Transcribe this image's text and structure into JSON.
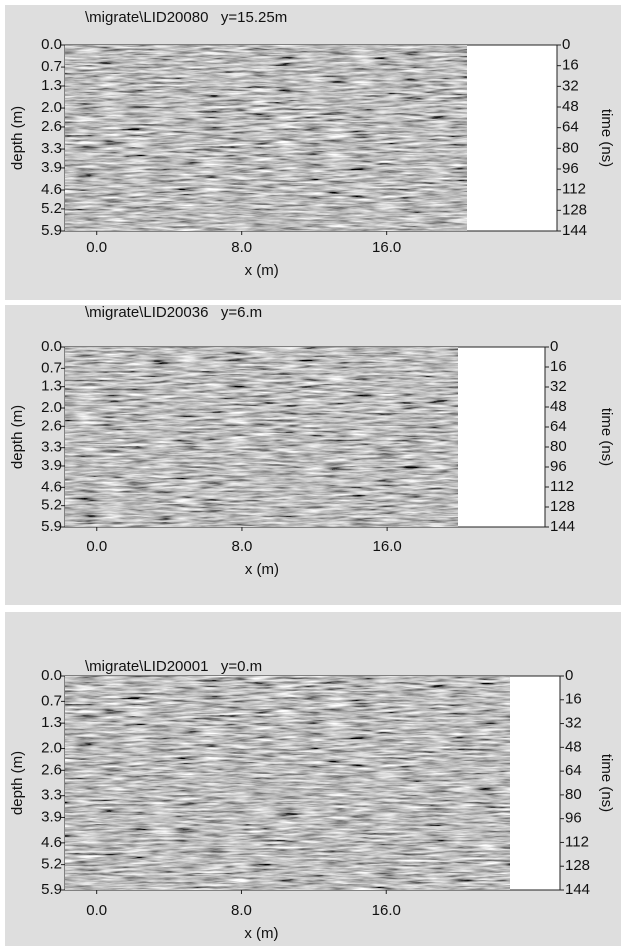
{
  "chart_data": [
    {
      "type": "radargram",
      "title": "\\migrate\\LID20080   y=15.25m",
      "x_label": "x (m)",
      "y_label": "depth (m)",
      "y2_label": "time (ns)",
      "xlim": [
        -1.75,
        25.4
      ],
      "xticks": [
        {
          "value": 0,
          "label": "0.0"
        },
        {
          "value": 8,
          "label": "8.0"
        },
        {
          "value": 16,
          "label": "16.0"
        }
      ],
      "ylim": [
        0,
        5.9
      ],
      "yticks": [
        {
          "value": 0,
          "label": "0.0"
        },
        0.7,
        1.3,
        {
          "value": 2,
          "label": "2.0"
        },
        2.6,
        3.3,
        3.9,
        4.6,
        5.2,
        5.9
      ],
      "y2lim": [
        0,
        144
      ],
      "y2ticks": [
        0,
        16,
        32,
        48,
        64,
        80,
        96,
        112,
        128,
        144
      ]
    },
    {
      "type": "radargram",
      "title": "\\migrate\\LID20036   y=6.m",
      "x_label": "x (m)",
      "y_label": "depth (m)",
      "y2_label": "time (ns)",
      "xlim": [
        -1.75,
        24.7
      ],
      "xticks": [
        {
          "value": 0,
          "label": "0.0"
        },
        {
          "value": 8,
          "label": "8.0"
        },
        {
          "value": 16,
          "label": "16.0"
        }
      ],
      "ylim": [
        0,
        5.9
      ],
      "yticks": [
        {
          "value": 0,
          "label": "0.0"
        },
        0.7,
        1.3,
        {
          "value": 2,
          "label": "2.0"
        },
        2.6,
        3.3,
        3.9,
        4.6,
        5.2,
        5.9
      ],
      "y2lim": [
        0,
        144
      ],
      "y2ticks": [
        0,
        16,
        32,
        48,
        64,
        80,
        96,
        112,
        128,
        144
      ]
    },
    {
      "type": "radargram",
      "title": "\\migrate\\LID20001   y=0.m",
      "x_label": "x (m)",
      "y_label": "depth (m)",
      "y2_label": "time (ns)",
      "xlim": [
        -1.75,
        25.6
      ],
      "xticks": [
        {
          "value": 0,
          "label": "0.0"
        },
        {
          "value": 8,
          "label": "8.0"
        },
        {
          "value": 16,
          "label": "16.0"
        }
      ],
      "ylim": [
        0,
        5.9
      ],
      "yticks": [
        {
          "value": 0,
          "label": "0.0"
        },
        0.7,
        1.3,
        {
          "value": 2,
          "label": "2.0"
        },
        2.6,
        3.3,
        3.9,
        4.6,
        5.2,
        5.9
      ],
      "y2lim": [
        0,
        144
      ],
      "y2ticks": [
        0,
        16,
        32,
        48,
        64,
        80,
        96,
        112,
        128,
        144
      ]
    }
  ]
}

──────────────────────────────

EXERCISE REQUIREMENTS
Go through the material above and print all of it exactly, except the pictures.

TASK SOLUTION
Transcribe this image's text and structure into JSON.
{
  "chart_data": [
    {
      "type": "radargram",
      "title": "\\migrate\\LID20080   y=15.25m",
      "x_label": "x (m)",
      "y_label": "depth (m)",
      "y2_label": "time (ns)",
      "xlim": [
        -1.75,
        25.4
      ],
      "xticks": [
        {
          "value": 0,
          "label": "0.0"
        },
        {
          "value": 8,
          "label": "8.0"
        },
        {
          "value": 16,
          "label": "16.0"
        }
      ],
      "ylim": [
        0,
        5.9
      ],
      "yticks": [
        {
          "value": 0,
          "label": "0.0"
        },
        0.7,
        1.3,
        {
          "value": 2,
          "label": "2.0"
        },
        2.6,
        3.3,
        3.9,
        4.6,
        5.2,
        5.9
      ],
      "y2lim": [
        0,
        144
      ],
      "y2ticks": [
        0,
        16,
        32,
        48,
        64,
        80,
        96,
        112,
        128,
        144
      ]
    },
    {
      "type": "radargram",
      "title": "\\migrate\\LID20036   y=6.m",
      "x_label": "x (m)",
      "y_label": "depth (m)",
      "y2_label": "time (ns)",
      "xlim": [
        -1.75,
        24.7
      ],
      "xticks": [
        {
          "value": 0,
          "label": "0.0"
        },
        {
          "value": 8,
          "label": "8.0"
        },
        {
          "value": 16,
          "label": "16.0"
        }
      ],
      "ylim": [
        0,
        5.9
      ],
      "yticks": [
        {
          "value": 0,
          "label": "0.0"
        },
        0.7,
        1.3,
        {
          "value": 2,
          "label": "2.0"
        },
        2.6,
        3.3,
        3.9,
        4.6,
        5.2,
        5.9
      ],
      "y2lim": [
        0,
        144
      ],
      "y2ticks": [
        0,
        16,
        32,
        48,
        64,
        80,
        96,
        112,
        128,
        144
      ]
    },
    {
      "type": "radargram",
      "title": "\\migrate\\LID20001   y=0.m",
      "x_label": "x (m)",
      "y_label": "depth (m)",
      "y2_label": "time (ns)",
      "xlim": [
        -1.75,
        25.6
      ],
      "xticks": [
        {
          "value": 0,
          "label": "0.0"
        },
        {
          "value": 8,
          "label": "8.0"
        },
        {
          "value": 16,
          "label": "16.0"
        }
      ],
      "ylim": [
        0,
        5.9
      ],
      "yticks": [
        {
          "value": 0,
          "label": "0.0"
        },
        0.7,
        1.3,
        {
          "value": 2,
          "label": "2.0"
        },
        2.6,
        3.3,
        3.9,
        4.6,
        5.2,
        5.9
      ],
      "y2lim": [
        0,
        144
      ],
      "y2ticks": [
        0,
        16,
        32,
        48,
        64,
        80,
        96,
        112,
        128,
        144
      ]
    }
  ]
}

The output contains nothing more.